[start of Dataset excerpts]

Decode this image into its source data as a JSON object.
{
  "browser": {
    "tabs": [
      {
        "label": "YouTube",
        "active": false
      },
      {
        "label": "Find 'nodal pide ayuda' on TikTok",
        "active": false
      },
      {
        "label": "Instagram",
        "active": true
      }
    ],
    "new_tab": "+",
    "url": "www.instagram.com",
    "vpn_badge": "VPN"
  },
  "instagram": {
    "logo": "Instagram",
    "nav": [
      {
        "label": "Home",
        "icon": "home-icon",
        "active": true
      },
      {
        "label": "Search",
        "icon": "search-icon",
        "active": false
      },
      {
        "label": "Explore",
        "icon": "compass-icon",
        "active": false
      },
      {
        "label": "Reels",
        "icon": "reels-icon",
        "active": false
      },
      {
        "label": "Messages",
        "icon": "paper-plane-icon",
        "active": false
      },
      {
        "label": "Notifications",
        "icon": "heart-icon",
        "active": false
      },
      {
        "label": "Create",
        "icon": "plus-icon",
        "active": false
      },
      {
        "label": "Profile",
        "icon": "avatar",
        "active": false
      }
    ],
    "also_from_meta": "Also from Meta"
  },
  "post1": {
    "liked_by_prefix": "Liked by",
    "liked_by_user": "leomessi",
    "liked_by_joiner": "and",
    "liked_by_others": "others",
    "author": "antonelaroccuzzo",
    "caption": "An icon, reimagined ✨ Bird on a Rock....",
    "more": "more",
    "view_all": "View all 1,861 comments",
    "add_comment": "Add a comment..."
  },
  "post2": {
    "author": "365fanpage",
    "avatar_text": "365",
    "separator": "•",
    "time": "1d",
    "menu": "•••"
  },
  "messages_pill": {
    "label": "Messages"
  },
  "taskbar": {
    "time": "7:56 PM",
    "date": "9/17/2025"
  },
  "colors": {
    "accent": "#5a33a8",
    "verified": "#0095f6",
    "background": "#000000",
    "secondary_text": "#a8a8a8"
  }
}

[end of Dataset excerpts]

Exercise requirements
All of the material must be reproduced exactly.

Task result
Decode this image into its source data as a JSON object.
{
  "browser": {
    "tabs": [
      {
        "label": "YouTube",
        "active": false
      },
      {
        "label": "Find 'nodal pide ayuda' on TikTok",
        "active": false
      },
      {
        "label": "Instagram",
        "active": true
      }
    ],
    "new_tab": "+",
    "url": "www.instagram.com",
    "vpn_badge": "VPN"
  },
  "instagram": {
    "logo": "Instagram",
    "nav": [
      {
        "label": "Home",
        "icon": "home-icon",
        "active": true
      },
      {
        "label": "Search",
        "icon": "search-icon",
        "active": false
      },
      {
        "label": "Explore",
        "icon": "compass-icon",
        "active": false
      },
      {
        "label": "Reels",
        "icon": "reels-icon",
        "active": false
      },
      {
        "label": "Messages",
        "icon": "paper-plane-icon",
        "active": false
      },
      {
        "label": "Notifications",
        "icon": "heart-icon",
        "active": false
      },
      {
        "label": "Create",
        "icon": "plus-icon",
        "active": false
      },
      {
        "label": "Profile",
        "icon": "avatar",
        "active": false
      }
    ],
    "also_from_meta": "Also from Meta"
  },
  "post1": {
    "liked_by_prefix": "Liked by",
    "liked_by_user": "leomessi",
    "liked_by_joiner": "and",
    "liked_by_others": "others",
    "author": "antonelaroccuzzo",
    "caption": "An icon, reimagined ✨ Bird on a Rock....",
    "more": "more",
    "view_all": "View all 1,861 comments",
    "add_comment": "Add a comment..."
  },
  "post2": {
    "author": "365fanpage",
    "avatar_text": "365",
    "separator": "•",
    "time": "1d",
    "menu": "•••"
  },
  "messages_pill": {
    "label": "Messages"
  },
  "taskbar": {
    "time": "7:56 PM",
    "date": "9/17/2025"
  },
  "colors": {
    "accent": "#5a33a8",
    "verified": "#0095f6",
    "background": "#000000",
    "secondary_text": "#a8a8a8"
  }
}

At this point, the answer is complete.